● **Records**

+ + + + + + +

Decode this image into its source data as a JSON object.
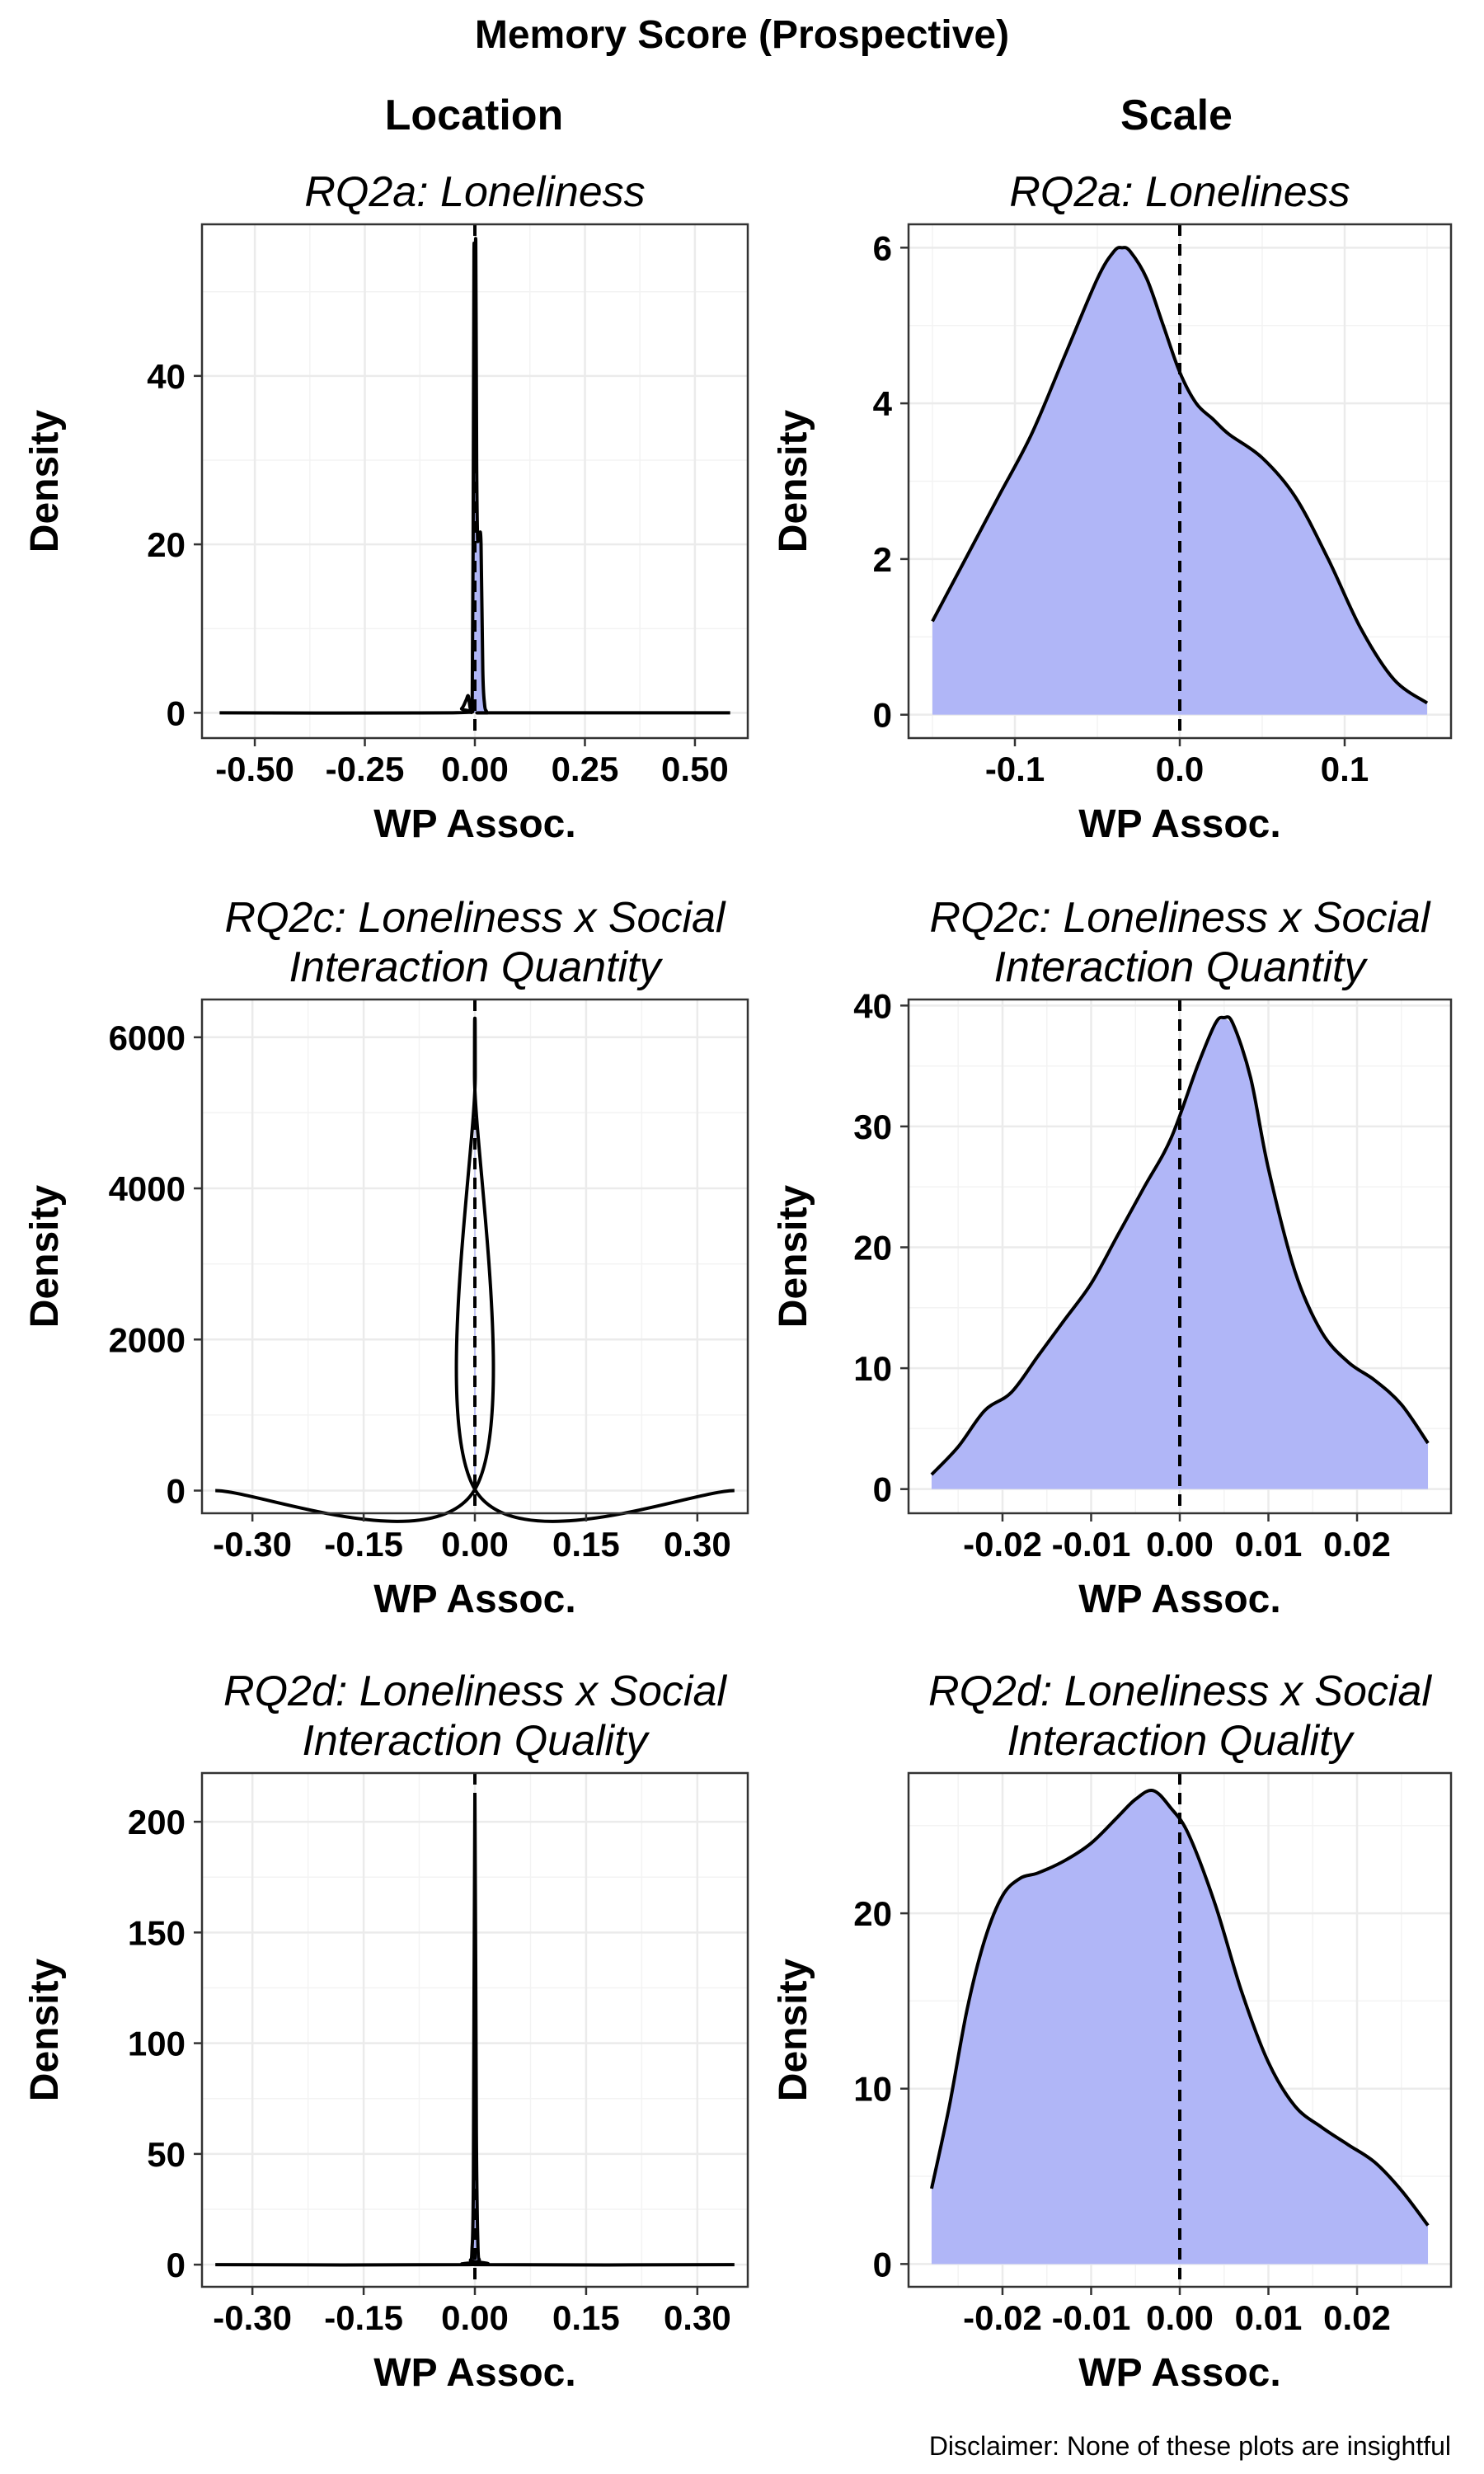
{
  "title": "Memory Score (Prospective)",
  "columns": [
    "Location",
    "Scale"
  ],
  "disclaimer": "Disclaimer: None of these plots are insightful",
  "colors": {
    "fill": "#b0b6f7",
    "line": "#000000",
    "grid": "#ebebeb",
    "border": "#333333"
  },
  "chart_data": [
    {
      "type": "area",
      "column": "Location",
      "subtitle": [
        "RQ2a: Loneliness"
      ],
      "xlabel": "WP Assoc.",
      "ylabel": "Density",
      "xlim": [
        -0.62,
        0.62
      ],
      "ylim": [
        -3,
        58
      ],
      "xticks": [
        -0.5,
        -0.25,
        0.0,
        0.25,
        0.5
      ],
      "xtick_labels": [
        "-0.50",
        "-0.25",
        "0.00",
        "0.25",
        "0.50"
      ],
      "yticks": [
        0,
        20,
        40
      ],
      "ytick_labels": [
        "0",
        "20",
        "40"
      ],
      "ref_x": 0.0,
      "fill_range": [
        -0.006,
        0.03
      ],
      "x": [
        -0.58,
        -0.05,
        -0.03,
        -0.02,
        -0.015,
        -0.01,
        -0.006,
        -0.004,
        -0.002,
        0.0,
        0.002,
        0.004,
        0.006,
        0.008,
        0.01,
        0.014,
        0.018,
        0.022,
        0.026,
        0.03,
        0.05,
        0.58
      ],
      "y": [
        0,
        0,
        0.5,
        1.5,
        2,
        0.5,
        2,
        20,
        55,
        45,
        56,
        30,
        21,
        21,
        21,
        20,
        5,
        1,
        0.2,
        0,
        0,
        0
      ]
    },
    {
      "type": "area",
      "column": "Scale",
      "subtitle": [
        "RQ2a: Loneliness"
      ],
      "xlabel": "WP Assoc.",
      "ylabel": "Density",
      "xlim": [
        -0.1645,
        0.1645
      ],
      "ylim": [
        -0.3,
        6.3
      ],
      "xticks": [
        -0.1,
        0.0,
        0.1
      ],
      "xtick_labels": [
        "-0.1",
        "0.0",
        "0.1"
      ],
      "yticks": [
        0,
        2,
        4,
        6
      ],
      "ytick_labels": [
        "0",
        "2",
        "4",
        "6"
      ],
      "ref_x": 0.0,
      "fill_range": [
        -0.15,
        0.15
      ],
      "x": [
        -0.15,
        -0.13,
        -0.11,
        -0.09,
        -0.07,
        -0.05,
        -0.04,
        -0.035,
        -0.03,
        -0.02,
        -0.01,
        0.0,
        0.01,
        0.02,
        0.03,
        0.05,
        0.07,
        0.09,
        0.11,
        0.13,
        0.15
      ],
      "y": [
        1.2,
        2.0,
        2.8,
        3.6,
        4.6,
        5.6,
        5.95,
        6.0,
        5.95,
        5.6,
        5.0,
        4.4,
        4.0,
        3.8,
        3.6,
        3.3,
        2.8,
        2.0,
        1.1,
        0.45,
        0.15
      ]
    },
    {
      "type": "area",
      "column": "Location",
      "subtitle": [
        "RQ2c: Loneliness x Social",
        "Interaction Quantity"
      ],
      "xlabel": "WP Assoc.",
      "ylabel": "Density",
      "xlim": [
        -0.368,
        0.368
      ],
      "ylim": [
        -300,
        6500
      ],
      "xticks": [
        -0.3,
        -0.15,
        0.0,
        0.15,
        0.3
      ],
      "xtick_labels": [
        "-0.30",
        "-0.15",
        "0.00",
        "0.15",
        "0.30"
      ],
      "yticks": [
        0,
        2000,
        4000,
        6000
      ],
      "ytick_labels": [
        "0",
        "2000",
        "4000",
        "6000"
      ],
      "ref_x": 0.0,
      "fill_range": [
        -0.001,
        0.001
      ],
      "x": [
        -0.35,
        -0.001,
        -0.0005,
        0.0,
        0.0005,
        0.001,
        0.35
      ],
      "y": [
        0,
        0,
        5500,
        6200,
        5500,
        0,
        0
      ]
    },
    {
      "type": "area",
      "column": "Scale",
      "subtitle": [
        "RQ2c: Loneliness x Social",
        "Interaction Quantity"
      ],
      "xlabel": "WP Assoc.",
      "ylabel": "Density",
      "xlim": [
        -0.0306,
        0.0306
      ],
      "ylim": [
        -2,
        40.5
      ],
      "xticks": [
        -0.02,
        -0.01,
        0.0,
        0.01,
        0.02
      ],
      "xtick_labels": [
        "-0.02",
        "-0.01",
        "0.00",
        "0.01",
        "0.02"
      ],
      "yticks": [
        0,
        10,
        20,
        30,
        40
      ],
      "ytick_labels": [
        "0",
        "10",
        "20",
        "30",
        "40"
      ],
      "ref_x": 0.0,
      "fill_range": [
        -0.028,
        0.028
      ],
      "x": [
        -0.028,
        -0.025,
        -0.022,
        -0.019,
        -0.016,
        -0.013,
        -0.01,
        -0.007,
        -0.004,
        -0.001,
        0.002,
        0.004,
        0.005,
        0.006,
        0.008,
        0.01,
        0.013,
        0.016,
        0.019,
        0.022,
        0.025,
        0.028
      ],
      "y": [
        1.2,
        3.5,
        6.5,
        8.0,
        11.0,
        14.0,
        17.0,
        21.0,
        25.0,
        29.0,
        35.0,
        38.5,
        39.0,
        38.5,
        34.0,
        26.5,
        18.0,
        13.0,
        10.5,
        9.0,
        7.0,
        3.8
      ]
    },
    {
      "type": "area",
      "column": "Location",
      "subtitle": [
        "RQ2d: Loneliness x Social",
        "Interaction Quality"
      ],
      "xlabel": "WP Assoc.",
      "ylabel": "Density",
      "xlim": [
        -0.368,
        0.368
      ],
      "ylim": [
        -10,
        222
      ],
      "xticks": [
        -0.3,
        -0.15,
        0.0,
        0.15,
        0.3
      ],
      "xtick_labels": [
        "-0.30",
        "-0.15",
        "0.00",
        "0.15",
        "0.30"
      ],
      "yticks": [
        0,
        50,
        100,
        150,
        200
      ],
      "ytick_labels": [
        "0",
        "50",
        "100",
        "150",
        "200"
      ],
      "ref_x": 0.0,
      "fill_range": [
        -0.006,
        0.006
      ],
      "x": [
        -0.35,
        -0.008,
        -0.006,
        -0.004,
        -0.002,
        0.0,
        0.002,
        0.004,
        0.006,
        0.008,
        0.35
      ],
      "y": [
        0,
        0,
        2,
        6,
        40,
        212,
        60,
        10,
        2,
        0,
        0
      ]
    },
    {
      "type": "area",
      "column": "Scale",
      "subtitle": [
        "RQ2d: Loneliness x Social",
        "Interaction Quality"
      ],
      "xlabel": "WP Assoc.",
      "ylabel": "Density",
      "xlim": [
        -0.0306,
        0.0306
      ],
      "ylim": [
        -1.3,
        28.0
      ],
      "xticks": [
        -0.02,
        -0.01,
        0.0,
        0.01,
        0.02
      ],
      "xtick_labels": [
        "-0.02",
        "-0.01",
        "0.00",
        "0.01",
        "0.02"
      ],
      "yticks": [
        0,
        10,
        20
      ],
      "ytick_labels": [
        "0",
        "10",
        "20"
      ],
      "ref_x": 0.0,
      "fill_range": [
        -0.028,
        0.028
      ],
      "x": [
        -0.028,
        -0.026,
        -0.024,
        -0.022,
        -0.02,
        -0.018,
        -0.016,
        -0.013,
        -0.01,
        -0.007,
        -0.005,
        -0.003,
        -0.001,
        0.001,
        0.004,
        0.007,
        0.01,
        0.013,
        0.016,
        0.019,
        0.022,
        0.025,
        0.028
      ],
      "y": [
        4.3,
        9.0,
        14.5,
        18.5,
        21.0,
        22.0,
        22.3,
        23.0,
        24.0,
        25.5,
        26.5,
        27.0,
        26.0,
        24.5,
        20.5,
        15.5,
        11.5,
        9.0,
        7.8,
        6.8,
        5.8,
        4.2,
        2.2
      ]
    }
  ]
}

+ + + + + + +

● **Job**
Exclude the pictures and repeat every other part of the records word for word.

● **Solution for this problem**
Decode this image into its source data as a JSON object.
{
  "title": "Memory Score (Prospective)",
  "columns": [
    "Location",
    "Scale"
  ],
  "disclaimer": "Disclaimer: None of these plots are insightful",
  "colors": {
    "fill": "#b0b6f7",
    "line": "#000000",
    "grid": "#ebebeb",
    "border": "#333333"
  },
  "chart_data": [
    {
      "type": "area",
      "column": "Location",
      "subtitle": [
        "RQ2a: Loneliness"
      ],
      "xlabel": "WP Assoc.",
      "ylabel": "Density",
      "xlim": [
        -0.62,
        0.62
      ],
      "ylim": [
        -3,
        58
      ],
      "xticks": [
        -0.5,
        -0.25,
        0.0,
        0.25,
        0.5
      ],
      "xtick_labels": [
        "-0.50",
        "-0.25",
        "0.00",
        "0.25",
        "0.50"
      ],
      "yticks": [
        0,
        20,
        40
      ],
      "ytick_labels": [
        "0",
        "20",
        "40"
      ],
      "ref_x": 0.0,
      "fill_range": [
        -0.006,
        0.03
      ],
      "x": [
        -0.58,
        -0.05,
        -0.03,
        -0.02,
        -0.015,
        -0.01,
        -0.006,
        -0.004,
        -0.002,
        0.0,
        0.002,
        0.004,
        0.006,
        0.008,
        0.01,
        0.014,
        0.018,
        0.022,
        0.026,
        0.03,
        0.05,
        0.58
      ],
      "y": [
        0,
        0,
        0.5,
        1.5,
        2,
        0.5,
        2,
        20,
        55,
        45,
        56,
        30,
        21,
        21,
        21,
        20,
        5,
        1,
        0.2,
        0,
        0,
        0
      ]
    },
    {
      "type": "area",
      "column": "Scale",
      "subtitle": [
        "RQ2a: Loneliness"
      ],
      "xlabel": "WP Assoc.",
      "ylabel": "Density",
      "xlim": [
        -0.1645,
        0.1645
      ],
      "ylim": [
        -0.3,
        6.3
      ],
      "xticks": [
        -0.1,
        0.0,
        0.1
      ],
      "xtick_labels": [
        "-0.1",
        "0.0",
        "0.1"
      ],
      "yticks": [
        0,
        2,
        4,
        6
      ],
      "ytick_labels": [
        "0",
        "2",
        "4",
        "6"
      ],
      "ref_x": 0.0,
      "fill_range": [
        -0.15,
        0.15
      ],
      "x": [
        -0.15,
        -0.13,
        -0.11,
        -0.09,
        -0.07,
        -0.05,
        -0.04,
        -0.035,
        -0.03,
        -0.02,
        -0.01,
        0.0,
        0.01,
        0.02,
        0.03,
        0.05,
        0.07,
        0.09,
        0.11,
        0.13,
        0.15
      ],
      "y": [
        1.2,
        2.0,
        2.8,
        3.6,
        4.6,
        5.6,
        5.95,
        6.0,
        5.95,
        5.6,
        5.0,
        4.4,
        4.0,
        3.8,
        3.6,
        3.3,
        2.8,
        2.0,
        1.1,
        0.45,
        0.15
      ]
    },
    {
      "type": "area",
      "column": "Location",
      "subtitle": [
        "RQ2c: Loneliness x Social",
        "Interaction Quantity"
      ],
      "xlabel": "WP Assoc.",
      "ylabel": "Density",
      "xlim": [
        -0.368,
        0.368
      ],
      "ylim": [
        -300,
        6500
      ],
      "xticks": [
        -0.3,
        -0.15,
        0.0,
        0.15,
        0.3
      ],
      "xtick_labels": [
        "-0.30",
        "-0.15",
        "0.00",
        "0.15",
        "0.30"
      ],
      "yticks": [
        0,
        2000,
        4000,
        6000
      ],
      "ytick_labels": [
        "0",
        "2000",
        "4000",
        "6000"
      ],
      "ref_x": 0.0,
      "fill_range": [
        -0.001,
        0.001
      ],
      "x": [
        -0.35,
        -0.001,
        -0.0005,
        0.0,
        0.0005,
        0.001,
        0.35
      ],
      "y": [
        0,
        0,
        5500,
        6200,
        5500,
        0,
        0
      ]
    },
    {
      "type": "area",
      "column": "Scale",
      "subtitle": [
        "RQ2c: Loneliness x Social",
        "Interaction Quantity"
      ],
      "xlabel": "WP Assoc.",
      "ylabel": "Density",
      "xlim": [
        -0.0306,
        0.0306
      ],
      "ylim": [
        -2,
        40.5
      ],
      "xticks": [
        -0.02,
        -0.01,
        0.0,
        0.01,
        0.02
      ],
      "xtick_labels": [
        "-0.02",
        "-0.01",
        "0.00",
        "0.01",
        "0.02"
      ],
      "yticks": [
        0,
        10,
        20,
        30,
        40
      ],
      "ytick_labels": [
        "0",
        "10",
        "20",
        "30",
        "40"
      ],
      "ref_x": 0.0,
      "fill_range": [
        -0.028,
        0.028
      ],
      "x": [
        -0.028,
        -0.025,
        -0.022,
        -0.019,
        -0.016,
        -0.013,
        -0.01,
        -0.007,
        -0.004,
        -0.001,
        0.002,
        0.004,
        0.005,
        0.006,
        0.008,
        0.01,
        0.013,
        0.016,
        0.019,
        0.022,
        0.025,
        0.028
      ],
      "y": [
        1.2,
        3.5,
        6.5,
        8.0,
        11.0,
        14.0,
        17.0,
        21.0,
        25.0,
        29.0,
        35.0,
        38.5,
        39.0,
        38.5,
        34.0,
        26.5,
        18.0,
        13.0,
        10.5,
        9.0,
        7.0,
        3.8
      ]
    },
    {
      "type": "area",
      "column": "Location",
      "subtitle": [
        "RQ2d: Loneliness x Social",
        "Interaction Quality"
      ],
      "xlabel": "WP Assoc.",
      "ylabel": "Density",
      "xlim": [
        -0.368,
        0.368
      ],
      "ylim": [
        -10,
        222
      ],
      "xticks": [
        -0.3,
        -0.15,
        0.0,
        0.15,
        0.3
      ],
      "xtick_labels": [
        "-0.30",
        "-0.15",
        "0.00",
        "0.15",
        "0.30"
      ],
      "yticks": [
        0,
        50,
        100,
        150,
        200
      ],
      "ytick_labels": [
        "0",
        "50",
        "100",
        "150",
        "200"
      ],
      "ref_x": 0.0,
      "fill_range": [
        -0.006,
        0.006
      ],
      "x": [
        -0.35,
        -0.008,
        -0.006,
        -0.004,
        -0.002,
        0.0,
        0.002,
        0.004,
        0.006,
        0.008,
        0.35
      ],
      "y": [
        0,
        0,
        2,
        6,
        40,
        212,
        60,
        10,
        2,
        0,
        0
      ]
    },
    {
      "type": "area",
      "column": "Scale",
      "subtitle": [
        "RQ2d: Loneliness x Social",
        "Interaction Quality"
      ],
      "xlabel": "WP Assoc.",
      "ylabel": "Density",
      "xlim": [
        -0.0306,
        0.0306
      ],
      "ylim": [
        -1.3,
        28.0
      ],
      "xticks": [
        -0.02,
        -0.01,
        0.0,
        0.01,
        0.02
      ],
      "xtick_labels": [
        "-0.02",
        "-0.01",
        "0.00",
        "0.01",
        "0.02"
      ],
      "yticks": [
        0,
        10,
        20
      ],
      "ytick_labels": [
        "0",
        "10",
        "20"
      ],
      "ref_x": 0.0,
      "fill_range": [
        -0.028,
        0.028
      ],
      "x": [
        -0.028,
        -0.026,
        -0.024,
        -0.022,
        -0.02,
        -0.018,
        -0.016,
        -0.013,
        -0.01,
        -0.007,
        -0.005,
        -0.003,
        -0.001,
        0.001,
        0.004,
        0.007,
        0.01,
        0.013,
        0.016,
        0.019,
        0.022,
        0.025,
        0.028
      ],
      "y": [
        4.3,
        9.0,
        14.5,
        18.5,
        21.0,
        22.0,
        22.3,
        23.0,
        24.0,
        25.5,
        26.5,
        27.0,
        26.0,
        24.5,
        20.5,
        15.5,
        11.5,
        9.0,
        7.8,
        6.8,
        5.8,
        4.2,
        2.2
      ]
    }
  ]
}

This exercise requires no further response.